■ Direction ■
Select, from the material below, each line with "ONLINE" in it.
* Begin The records *
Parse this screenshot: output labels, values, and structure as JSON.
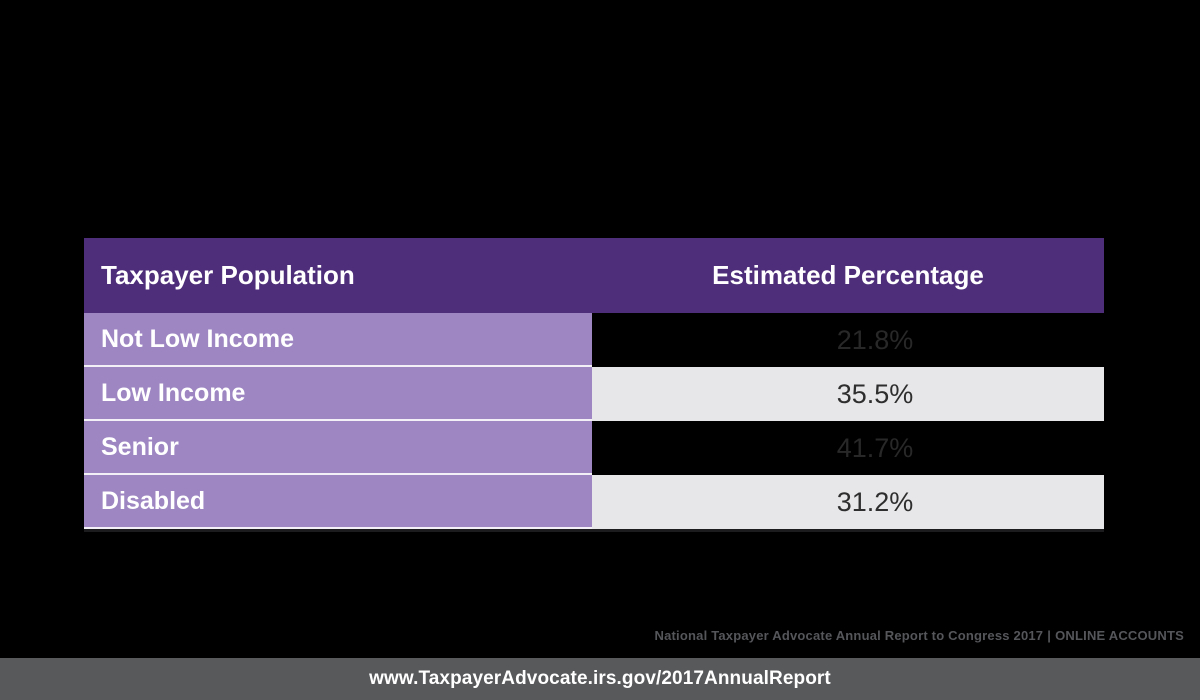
{
  "table": {
    "columns": {
      "population": "Taxpayer Population",
      "percentage": "Estimated Percentage"
    },
    "rows": [
      {
        "label": "Not Low Income",
        "value": "21.8%"
      },
      {
        "label": "Low Income",
        "value": "35.5%"
      },
      {
        "label": "Senior",
        "value": "41.7%"
      },
      {
        "label": "Disabled",
        "value": "31.2%"
      }
    ]
  },
  "chart_data": {
    "type": "table",
    "columns": [
      "Taxpayer Population",
      "Estimated Percentage"
    ],
    "categories": [
      "Not Low Income",
      "Low Income",
      "Senior",
      "Disabled"
    ],
    "values": [
      21.8,
      35.5,
      41.7,
      31.2
    ],
    "unit": "%",
    "source_note": "National Taxpayer Advocate Annual Report to Congress 2017 | ONLINE ACCOUNTS"
  },
  "attribution": {
    "report": "National Taxpayer Advocate Annual Report to Congress 2017",
    "separator": "|",
    "section": "ONLINE ACCOUNTS"
  },
  "footer": {
    "url": "www.TaxpayerAdvocate.irs.gov/2017AnnualReport"
  },
  "colors": {
    "background": "#000000",
    "header_purple": "#4e2d7a",
    "row_label_purple": "#9d86c2",
    "row_alt_gray": "#e7e7e9",
    "footer_gray": "#58595b",
    "attribution_gray": "#55565a",
    "value_text_dark": "#282828",
    "white": "#ffffff"
  }
}
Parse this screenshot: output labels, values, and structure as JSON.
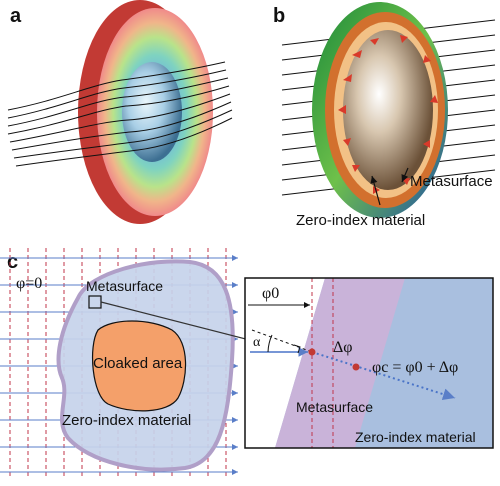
{
  "panels": {
    "a": {
      "label": "a"
    },
    "b": {
      "label": "b",
      "metasurface_label": "Metasurface",
      "zero_index_label": "Zero-index material"
    },
    "c": {
      "label": "c",
      "phase_label": "φ=0",
      "metasurface_label": "Metasurface",
      "cloaked_label": "Cloaked area",
      "zero_index_label": "Zero-index material"
    }
  },
  "inset": {
    "phi0_label": "φ0",
    "alpha_label": "α",
    "delta_phi_label": "Δφ",
    "phic_label": "φc = φ0 + Δφ",
    "metasurface_label": "Metasurface",
    "zero_index_label": "Zero-index material"
  },
  "colors": {
    "grid_blue": "#5a7ec8",
    "grid_red": "#c0344a",
    "region_fill": "#c5d3ea",
    "region_border": "#b09fc8",
    "cloak_fill": "#f4a06a",
    "inset_blue": "#a9bfdf",
    "inset_purple": "#c9b3d9"
  }
}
* End The records *
■ Result of the task ■
    "source_note": "National Taxpayer Advocate Annual Report to Congress 2017 | ONLINE ACCOUNTS"
    "section": "ONLINE ACCOUNTS"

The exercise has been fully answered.